• **TASK REQUIREMENTS**:
In the copy, keep every record exact and leave out all images.

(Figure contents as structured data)

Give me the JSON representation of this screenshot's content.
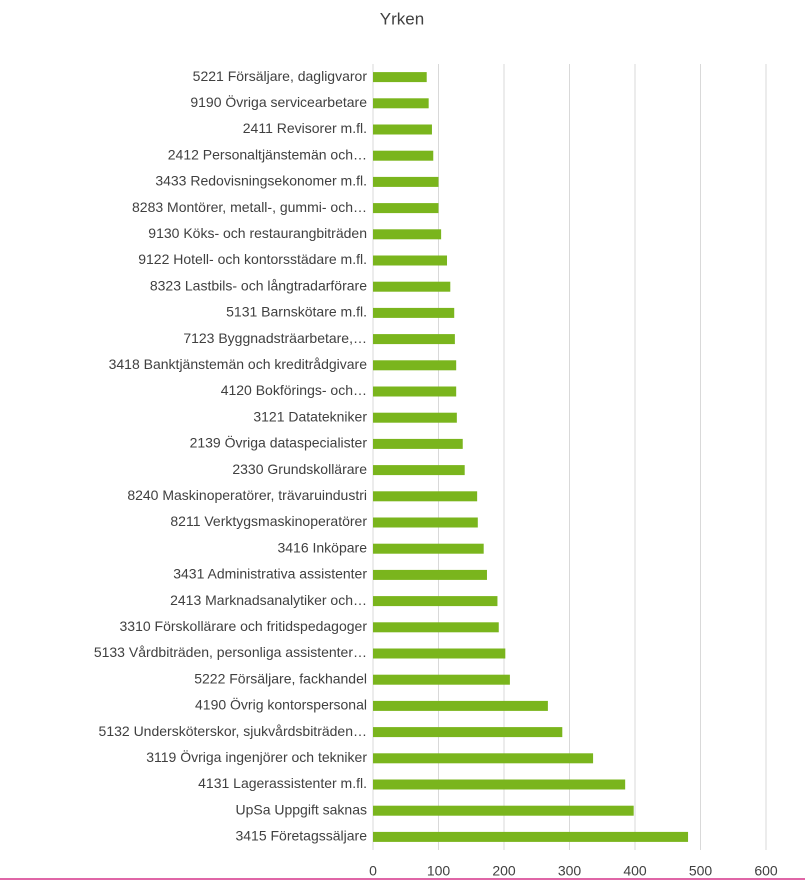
{
  "chart_data": {
    "type": "bar",
    "orientation": "horizontal",
    "title": "Yrken",
    "categories": [
      "5221 Försäljare, dagligvaror",
      "9190 Övriga servicearbetare",
      "2411 Revisorer m.fl.",
      "2412 Personaltjänstemän och…",
      "3433 Redovisningsekonomer m.fl.",
      "8283 Montörer, metall-, gummi- och…",
      "9130 Köks- och restaurangbiträden",
      "9122 Hotell- och kontorsstädare m.fl.",
      "8323 Lastbils- och långtradarförare",
      "5131 Barnskötare m.fl.",
      "7123 Byggnadsträarbetare,…",
      "3418 Banktjänstemän och kreditrådgivare",
      "4120 Bokförings- och…",
      "3121 Datatekniker",
      "2139 Övriga dataspecialister",
      "2330 Grundskollärare",
      "8240 Maskinoperatörer, trävaruindustri",
      "8211 Verktygsmaskinoperatörer",
      "3416 Inköpare",
      "3431 Administrativa assistenter",
      "2413 Marknadsanalytiker och…",
      "3310 Förskollärare och fritidspedagoger",
      "5133 Vårdbiträden, personliga assistenter…",
      "5222 Försäljare, fackhandel",
      "4190 Övrig kontorspersonal",
      "5132 Undersköterskor, sjukvårdsbiträden…",
      "3119 Övriga ingenjörer och tekniker",
      "4131 Lagerassistenter m.fl.",
      "UpSa Uppgift saknas",
      "3415 Företagssäljare"
    ],
    "values": [
      82,
      85,
      90,
      92,
      100,
      100,
      104,
      113,
      118,
      124,
      125,
      127,
      127,
      128,
      137,
      140,
      159,
      160,
      169,
      174,
      190,
      192,
      202,
      209,
      267,
      289,
      336,
      385,
      398,
      481
    ],
    "color": "#7ab51d",
    "xlim": [
      0,
      600
    ],
    "xticks": [
      0,
      100,
      200,
      300,
      400,
      500,
      600
    ],
    "grid": true
  }
}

• **RESPONSE TO THIS EXERCISE**:
Give me the JSON representation of this screenshot's content.
{
  "chart_data": {
    "type": "bar",
    "orientation": "horizontal",
    "title": "Yrken",
    "categories": [
      "5221 Försäljare, dagligvaror",
      "9190 Övriga servicearbetare",
      "2411 Revisorer m.fl.",
      "2412 Personaltjänstemän och…",
      "3433 Redovisningsekonomer m.fl.",
      "8283 Montörer, metall-, gummi- och…",
      "9130 Köks- och restaurangbiträden",
      "9122 Hotell- och kontorsstädare m.fl.",
      "8323 Lastbils- och långtradarförare",
      "5131 Barnskötare m.fl.",
      "7123 Byggnadsträarbetare,…",
      "3418 Banktjänstemän och kreditrådgivare",
      "4120 Bokförings- och…",
      "3121 Datatekniker",
      "2139 Övriga dataspecialister",
      "2330 Grundskollärare",
      "8240 Maskinoperatörer, trävaruindustri",
      "8211 Verktygsmaskinoperatörer",
      "3416 Inköpare",
      "3431 Administrativa assistenter",
      "2413 Marknadsanalytiker och…",
      "3310 Förskollärare och fritidspedagoger",
      "5133 Vårdbiträden, personliga assistenter…",
      "5222 Försäljare, fackhandel",
      "4190 Övrig kontorspersonal",
      "5132 Undersköterskor, sjukvårdsbiträden…",
      "3119 Övriga ingenjörer och tekniker",
      "4131 Lagerassistenter m.fl.",
      "UpSa Uppgift saknas",
      "3415 Företagssäljare"
    ],
    "values": [
      82,
      85,
      90,
      92,
      100,
      100,
      104,
      113,
      118,
      124,
      125,
      127,
      127,
      128,
      137,
      140,
      159,
      160,
      169,
      174,
      190,
      192,
      202,
      209,
      267,
      289,
      336,
      385,
      398,
      481
    ],
    "color": "#7ab51d",
    "xlim": [
      0,
      600
    ],
    "xticks": [
      0,
      100,
      200,
      300,
      400,
      500,
      600
    ],
    "grid": true
  }
}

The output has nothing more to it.